— Dataset items —
++++++++++++++++++++

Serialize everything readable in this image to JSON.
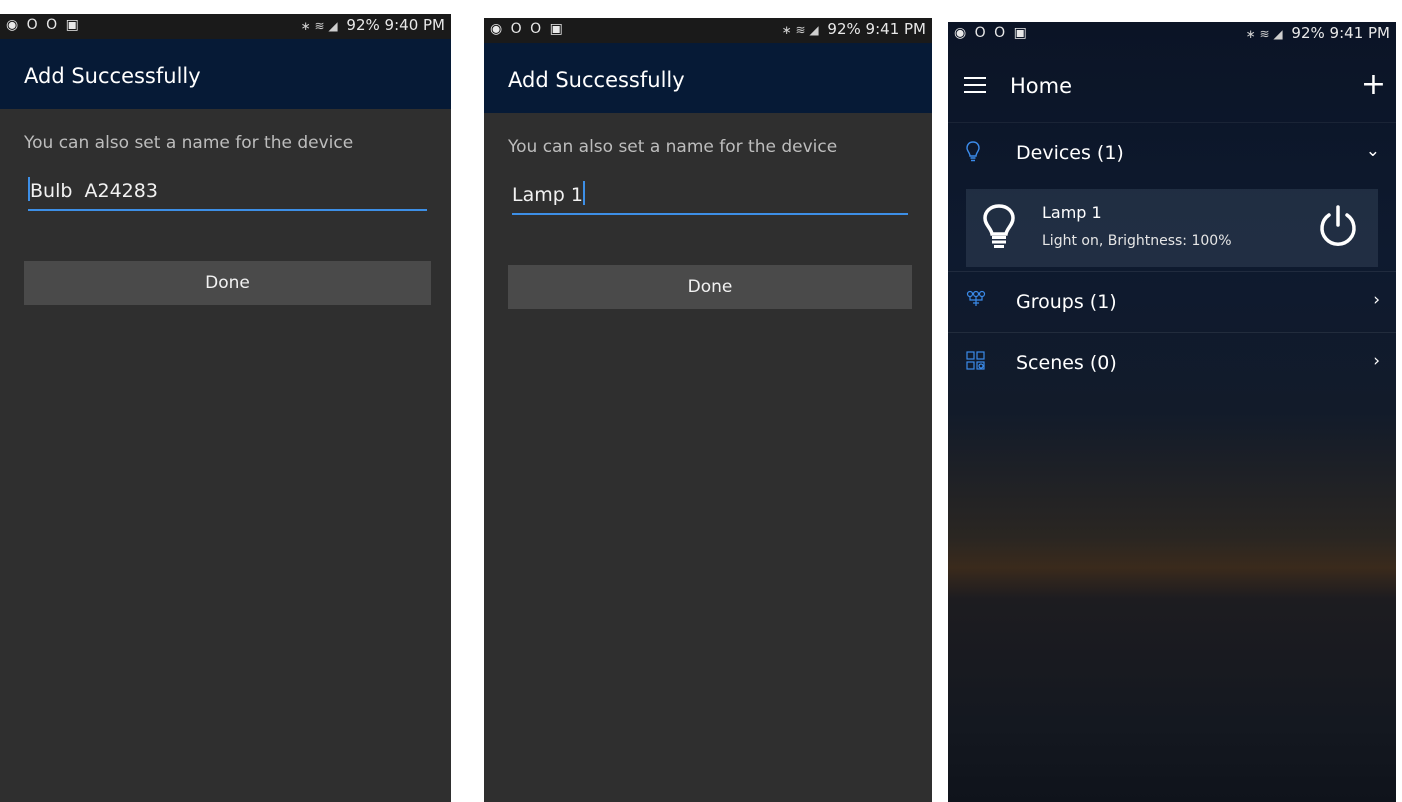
{
  "screens": [
    {
      "status": {
        "left_icons": "◉ O O ▣",
        "right_icons": "∗ ≋ ◢",
        "battery": "92%",
        "time": "9:40 PM"
      },
      "title": "Add Successfully",
      "prompt": "You can also set a name for the device",
      "name_value": "Bulb  A24283",
      "done_label": "Done"
    },
    {
      "status": {
        "left_icons": "◉ O O ▣",
        "right_icons": "∗ ≋ ◢",
        "battery": "92%",
        "time": "9:41 PM"
      },
      "title": "Add Successfully",
      "prompt": "You can also set a name for the device",
      "name_value": "Lamp 1",
      "done_label": "Done"
    },
    {
      "status": {
        "left_icons": "◉ O O ▣",
        "right_icons": "∗ ≋ ◢",
        "battery": "92%",
        "time": "9:41 PM"
      },
      "title": "Home",
      "devices_label": "Devices (1)",
      "device": {
        "name": "Lamp 1",
        "status": "Light on, Brightness: 100%"
      },
      "groups_label": "Groups (1)",
      "scenes_label": "Scenes (0)"
    }
  ],
  "icons": {
    "menu": "hamburger-menu-icon",
    "add": "plus-icon",
    "devices": "lightbulb-outline-icon",
    "groups": "group-nodes-icon",
    "scenes": "scenes-grid-icon",
    "power": "power-icon"
  },
  "colors": {
    "appbar": "#061a36",
    "accent": "#3d8fe6",
    "screen_bg": "#2f2f2f",
    "button": "#4a4a4a"
  }
}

++++++++++++++++++++

— GIVEN TASK —
In your copy, repeat each record exactly and include no pictures.

— WRITTEN REPLY —
Serialize everything readable in this image to JSON.
{
  "screens": [
    {
      "status": {
        "left_icons": "◉ O O ▣",
        "right_icons": "∗ ≋ ◢",
        "battery": "92%",
        "time": "9:40 PM"
      },
      "title": "Add Successfully",
      "prompt": "You can also set a name for the device",
      "name_value": "Bulb  A24283",
      "done_label": "Done"
    },
    {
      "status": {
        "left_icons": "◉ O O ▣",
        "right_icons": "∗ ≋ ◢",
        "battery": "92%",
        "time": "9:41 PM"
      },
      "title": "Add Successfully",
      "prompt": "You can also set a name for the device",
      "name_value": "Lamp 1",
      "done_label": "Done"
    },
    {
      "status": {
        "left_icons": "◉ O O ▣",
        "right_icons": "∗ ≋ ◢",
        "battery": "92%",
        "time": "9:41 PM"
      },
      "title": "Home",
      "devices_label": "Devices (1)",
      "device": {
        "name": "Lamp 1",
        "status": "Light on, Brightness: 100%"
      },
      "groups_label": "Groups (1)",
      "scenes_label": "Scenes (0)"
    }
  ],
  "icons": {
    "menu": "hamburger-menu-icon",
    "add": "plus-icon",
    "devices": "lightbulb-outline-icon",
    "groups": "group-nodes-icon",
    "scenes": "scenes-grid-icon",
    "power": "power-icon"
  },
  "colors": {
    "appbar": "#061a36",
    "accent": "#3d8fe6",
    "screen_bg": "#2f2f2f",
    "button": "#4a4a4a"
  }
}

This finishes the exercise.